-- SHORT PROBLEM --
Read the records below and copy each line that contains "他们都让我们泪盈于睫".

-- PROVIDED RECORDS --
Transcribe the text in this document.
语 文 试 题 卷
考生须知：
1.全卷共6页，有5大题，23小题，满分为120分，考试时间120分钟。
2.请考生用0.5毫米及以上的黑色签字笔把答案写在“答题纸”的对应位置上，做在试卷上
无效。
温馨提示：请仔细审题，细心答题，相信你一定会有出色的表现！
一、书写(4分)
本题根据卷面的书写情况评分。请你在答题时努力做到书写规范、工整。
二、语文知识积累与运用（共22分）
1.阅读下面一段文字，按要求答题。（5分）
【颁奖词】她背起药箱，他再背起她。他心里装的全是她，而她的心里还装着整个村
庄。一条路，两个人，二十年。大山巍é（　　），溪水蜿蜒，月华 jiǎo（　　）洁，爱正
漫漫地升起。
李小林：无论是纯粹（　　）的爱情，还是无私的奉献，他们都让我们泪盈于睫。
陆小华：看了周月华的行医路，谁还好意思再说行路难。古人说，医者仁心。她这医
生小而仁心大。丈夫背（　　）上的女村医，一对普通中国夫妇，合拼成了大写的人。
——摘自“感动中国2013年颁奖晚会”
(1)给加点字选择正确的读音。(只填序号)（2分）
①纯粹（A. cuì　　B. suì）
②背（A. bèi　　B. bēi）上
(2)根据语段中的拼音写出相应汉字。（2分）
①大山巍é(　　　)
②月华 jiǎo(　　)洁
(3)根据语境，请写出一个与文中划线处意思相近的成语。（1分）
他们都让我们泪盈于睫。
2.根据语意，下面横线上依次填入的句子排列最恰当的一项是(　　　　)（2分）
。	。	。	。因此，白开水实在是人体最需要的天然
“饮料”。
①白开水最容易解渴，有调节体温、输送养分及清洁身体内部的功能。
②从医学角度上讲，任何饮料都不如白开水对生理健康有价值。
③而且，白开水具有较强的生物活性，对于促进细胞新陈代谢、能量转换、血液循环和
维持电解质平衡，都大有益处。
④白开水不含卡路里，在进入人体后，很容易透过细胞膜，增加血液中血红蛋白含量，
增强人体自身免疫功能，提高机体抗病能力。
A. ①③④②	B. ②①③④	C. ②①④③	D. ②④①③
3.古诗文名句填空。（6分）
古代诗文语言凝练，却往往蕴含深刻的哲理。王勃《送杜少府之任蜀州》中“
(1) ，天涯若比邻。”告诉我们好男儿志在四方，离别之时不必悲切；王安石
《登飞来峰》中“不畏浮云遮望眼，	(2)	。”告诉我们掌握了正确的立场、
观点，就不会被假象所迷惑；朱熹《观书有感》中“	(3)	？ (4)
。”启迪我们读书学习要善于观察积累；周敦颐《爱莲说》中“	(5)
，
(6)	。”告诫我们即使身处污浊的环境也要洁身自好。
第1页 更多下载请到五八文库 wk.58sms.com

-- SOLUTION TO THIS EXERCISE --
李小林：无论是纯粹（　　）的爱情，还是无私的奉献，他们都让我们泪盈于睫。
他们都让我们泪盈于睫。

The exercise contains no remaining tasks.